### TAREFA PROPOSTA 1
Por favor, transforme em uma tabela Markdown tudo o que vai do início da listagem até a linha que contém "- frame-time-label: 12.000", com as duas pontas incluídas e sem as linhas em branco. Use as colunas "Nº", para o número de ordem, e "Conteúdo", para o texto da linha.

Fascínio pelos polos
As extremidades do planeta estão ameaçadas. No Polo Sul, os icebergs afundam no mar; no Polo Norte,o gelo derrete e os ursos brancos agonizam. Enquanto isso, os países vizinhos preparam-se para se beneficiar das riquezas minerais e petrolíferas que o derretimento dos bancos de gelo irá proporcionarGilles Lapouge
Se os polos desaparecessem? Bem, estaríamos em sérios apuros. Há muito tempo nos relacionamos – os polos e nós – e já fizemos tantas coisas juntos! Desde a escola, quando adorávamos desenhá-los em nossos cadernos com a ajuda de réguas e compassos; quando os localizávamos, podíamos então adicionar os Trópicos e a Linha do Equador, com a ajuda da rosa dos ventos, e toda uma pequena sorte de geometrias espalhadas pelo cosmo, encarregadas de conjurar a agonizante desordem da geografia. O polo, eixo do mundo, era um local distante e ausente, mas que ligava todo o nosso globo terrestre, lhe conferindo elegância e solidez como um broche que alfineta as pregas de uma beca.
Hoje, os polos estão ameaçados. Não o polo em si, já que é difícil suprimir aquilo que não existe, mas as paisagens brancas que constituem o seu centro. O Polo Norte está agonizando. O seu gelo está derretendo, e há muitos anos os ursos brancos estão definhando. O Polo Sul é sempre mais frio (em média 20ºC a menos) e não é constituído por uma banquisa (banco de gelo) que flutua sobre o mar, mas por um continente de terra encoberto por uma enorme geleira, representando 90% das reservas de água doce do planeta. Ele resiste melhor ao aquecimento que o Polo Norte, mas, ocasionalmente, da costa de Weddell ou do planalto de Wilkins, um iceberg do tamanho de Luxemburgo se desprende, cai na água e perde-se para sempre.
Seduzidos pelas altas de temperatura, os países vizinhos ao Polo Norte (Canadá, Rússia, Estados Unidos, Noruega e Dinamarca) preparam-se para se beneficiar das riquezas minerais e petrolíferas que o derretimento das banquisas irá disponibilizar. Não se sabe se é um conto de fadas ou um filme de terror. As pessoas já imaginavam que havia um tesouro escondido sob essas banquisas, mas antes ele era inacessível. O derretimento do gelo é um milagre e também um vilão, pois é a chave de acesso aos tesouros da caverna.
Ao mesmo tempo, os homens de negócios e do petróleo questionam-se sobre quantos bilhões de dólares poderão ganhar diariamente e também se serão finalmente abertas as duas rotas mágicas pesquisadas há quatro séculos por todos os exploradores do Ártico: a passagem noroeste, através do Canadá, e a nordeste, através da Sibéria, que colocarão o Extremo Oriente em rota direta com a América e a Europa.

### TAREFA PROPOSTA 2
Quais países vizinhos ao Polo Norte o texto sobre os polos cita?

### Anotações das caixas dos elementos
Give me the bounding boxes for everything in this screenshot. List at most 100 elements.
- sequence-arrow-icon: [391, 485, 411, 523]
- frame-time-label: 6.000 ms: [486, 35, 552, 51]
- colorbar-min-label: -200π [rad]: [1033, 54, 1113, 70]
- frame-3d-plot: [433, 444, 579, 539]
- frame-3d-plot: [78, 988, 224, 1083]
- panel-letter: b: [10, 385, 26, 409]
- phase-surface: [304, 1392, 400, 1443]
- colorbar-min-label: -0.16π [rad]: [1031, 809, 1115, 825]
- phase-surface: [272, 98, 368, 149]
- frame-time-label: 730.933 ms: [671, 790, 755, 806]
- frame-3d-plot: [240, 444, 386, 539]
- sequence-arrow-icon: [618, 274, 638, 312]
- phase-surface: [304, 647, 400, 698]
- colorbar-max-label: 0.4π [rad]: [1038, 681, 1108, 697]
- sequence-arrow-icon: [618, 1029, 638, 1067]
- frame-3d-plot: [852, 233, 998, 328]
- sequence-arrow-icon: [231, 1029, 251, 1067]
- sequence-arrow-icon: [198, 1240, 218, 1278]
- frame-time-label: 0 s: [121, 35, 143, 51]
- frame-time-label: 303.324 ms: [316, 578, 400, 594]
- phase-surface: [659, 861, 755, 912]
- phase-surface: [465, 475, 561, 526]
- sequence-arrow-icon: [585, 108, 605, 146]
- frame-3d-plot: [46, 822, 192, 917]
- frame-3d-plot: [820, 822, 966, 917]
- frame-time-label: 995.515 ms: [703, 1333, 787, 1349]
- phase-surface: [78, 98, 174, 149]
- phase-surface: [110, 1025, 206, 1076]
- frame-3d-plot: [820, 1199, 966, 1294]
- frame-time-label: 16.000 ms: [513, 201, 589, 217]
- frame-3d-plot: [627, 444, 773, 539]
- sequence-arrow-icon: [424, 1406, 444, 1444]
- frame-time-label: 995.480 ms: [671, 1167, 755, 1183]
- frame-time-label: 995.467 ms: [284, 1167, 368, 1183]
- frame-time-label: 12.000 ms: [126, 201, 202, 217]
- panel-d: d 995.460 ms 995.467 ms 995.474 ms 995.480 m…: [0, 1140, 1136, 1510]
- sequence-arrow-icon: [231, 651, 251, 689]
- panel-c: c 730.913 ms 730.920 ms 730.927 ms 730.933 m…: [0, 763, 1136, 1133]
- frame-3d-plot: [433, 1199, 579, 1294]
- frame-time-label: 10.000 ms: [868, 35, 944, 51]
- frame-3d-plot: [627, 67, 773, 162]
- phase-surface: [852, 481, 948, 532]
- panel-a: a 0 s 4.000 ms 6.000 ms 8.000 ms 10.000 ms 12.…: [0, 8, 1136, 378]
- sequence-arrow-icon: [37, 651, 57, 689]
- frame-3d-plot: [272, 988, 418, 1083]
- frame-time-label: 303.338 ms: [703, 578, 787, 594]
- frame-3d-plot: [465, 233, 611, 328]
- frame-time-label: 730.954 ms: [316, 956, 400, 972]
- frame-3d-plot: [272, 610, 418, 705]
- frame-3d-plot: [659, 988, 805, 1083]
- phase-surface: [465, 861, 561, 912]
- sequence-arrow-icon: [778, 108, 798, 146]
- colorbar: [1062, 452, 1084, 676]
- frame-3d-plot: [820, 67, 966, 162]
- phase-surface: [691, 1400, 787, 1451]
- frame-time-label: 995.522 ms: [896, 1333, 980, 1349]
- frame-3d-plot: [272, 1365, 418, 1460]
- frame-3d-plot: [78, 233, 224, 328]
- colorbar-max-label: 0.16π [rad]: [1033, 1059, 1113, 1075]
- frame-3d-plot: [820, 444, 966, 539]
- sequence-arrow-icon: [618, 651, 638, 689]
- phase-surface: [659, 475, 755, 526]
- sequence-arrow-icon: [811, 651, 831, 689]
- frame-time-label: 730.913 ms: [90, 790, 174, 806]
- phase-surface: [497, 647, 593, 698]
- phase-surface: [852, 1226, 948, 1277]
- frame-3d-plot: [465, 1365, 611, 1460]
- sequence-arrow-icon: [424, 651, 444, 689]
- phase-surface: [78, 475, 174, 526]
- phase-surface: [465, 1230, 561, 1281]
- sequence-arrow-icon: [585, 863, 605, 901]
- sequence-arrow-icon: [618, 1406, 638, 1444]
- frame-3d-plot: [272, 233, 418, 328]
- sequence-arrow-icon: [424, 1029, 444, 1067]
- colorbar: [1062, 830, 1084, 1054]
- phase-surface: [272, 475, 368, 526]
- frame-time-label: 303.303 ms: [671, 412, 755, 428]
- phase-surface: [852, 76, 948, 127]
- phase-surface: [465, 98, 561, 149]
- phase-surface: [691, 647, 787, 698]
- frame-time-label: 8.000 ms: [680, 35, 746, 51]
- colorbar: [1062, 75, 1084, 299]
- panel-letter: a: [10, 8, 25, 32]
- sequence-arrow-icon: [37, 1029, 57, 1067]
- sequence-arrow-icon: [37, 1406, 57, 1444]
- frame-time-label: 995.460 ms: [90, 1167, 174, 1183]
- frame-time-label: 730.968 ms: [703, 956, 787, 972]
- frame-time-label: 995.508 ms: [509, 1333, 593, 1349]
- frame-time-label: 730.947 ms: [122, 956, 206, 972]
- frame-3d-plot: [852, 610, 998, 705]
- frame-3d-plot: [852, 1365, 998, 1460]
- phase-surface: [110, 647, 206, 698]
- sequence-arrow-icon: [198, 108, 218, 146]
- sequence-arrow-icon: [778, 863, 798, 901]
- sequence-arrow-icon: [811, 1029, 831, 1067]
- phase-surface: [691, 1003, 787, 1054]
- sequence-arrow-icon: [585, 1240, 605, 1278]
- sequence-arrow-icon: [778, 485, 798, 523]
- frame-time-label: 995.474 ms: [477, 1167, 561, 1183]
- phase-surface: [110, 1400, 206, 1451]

### RESULTADO 1
| Nº | Conteúdo |
|---|---|
| 1 | Give me the bounding boxes for everything in this screenshot. List at most 100 elements. |
| 2 | - sequence-arrow-icon: [391, 485, 411, 523] |
| 3 | - frame-time-label: 6.000 ms: [486, 35, 552, 51] |
| 4 | - colorbar-min-label: -200π [rad]: [1033, 54, 1113, 70] |
| 5 | - frame-3d-plot: [433, 444, 579, 539] |
| 6 | - frame-3d-plot: [78, 988, 224, 1083] |
| 7 | - panel-letter: b: [10, 385, 26, 409] |
| 8 | - phase-surface: [304, 1392, 400, 1443] |
| 9 | - colorbar-min-label: -0.16π [rad]: [1031, 809, 1115, 825] |
| 10 | - phase-surface: [272, 98, 368, 149] |
| 11 | - frame-time-label: 730.933 ms: [671, 790, 755, 806] |
| 12 | - frame-3d-plot: [240, 444, 386, 539] |
| 13 | - sequence-arrow-icon: [618, 274, 638, 312] |
| 14 | - phase-surface: [304, 647, 400, 698] |
| 15 | - colorbar-max-label: 0.4π [rad]: [1038, 681, 1108, 697] |
| 16 | - sequence-arrow-icon: [618, 1029, 638, 1067] |
| 17 | - frame-3d-plot: [852, 233, 998, 328] |
| 18 | - sequence-arrow-icon: [231, 1029, 251, 1067] |
| 19 | - sequence-arrow-icon: [198, 1240, 218, 1278] |
| 20 | - frame-time-label: 0 s: [121, 35, 143, 51] |
| 21 | - frame-time-label: 303.324 ms: [316, 578, 400, 594] |
| 22 | - phase-surface: [659, 861, 755, 912] |
| 23 | - phase-surface: [465, 475, 561, 526] |
| 24 | - sequence-arrow-icon: [585, 108, 605, 146] |
| 25 | - frame-3d-plot: [46, 822, 192, 917] |
| 26 | - frame-3d-plot: [820, 822, 966, 917] |
| 27 | - frame-time-label: 995.515 ms: [703, 1333, 787, 1349] |
| 28 | - phase-surface: [78, 98, 174, 149] |
| 29 | - phase-surface: [110, 1025, 206, 1076] |
| 30 | - frame-3d-plot: [820, 1199, 966, 1294] |
| 31 | - frame-time-label: 16.000 ms: [513, 201, 589, 217] |
| 32 | - frame-3d-plot: [627, 444, 773, 539] |
| 33 | - sequence-arrow-icon: [424, 1406, 444, 1444] |
| 34 | - frame-time-label: 995.480 ms: [671, 1167, 755, 1183] |
| 35 | - frame-time-label: 995.467 ms: [284, 1167, 368, 1183] |
| 36 | - frame-time-label: 12.000 ms: [126, 201, 202, 217] |

### RESULTADO 2
Canadá, Rússia, Estados Unidos, Noruega e Dinamarca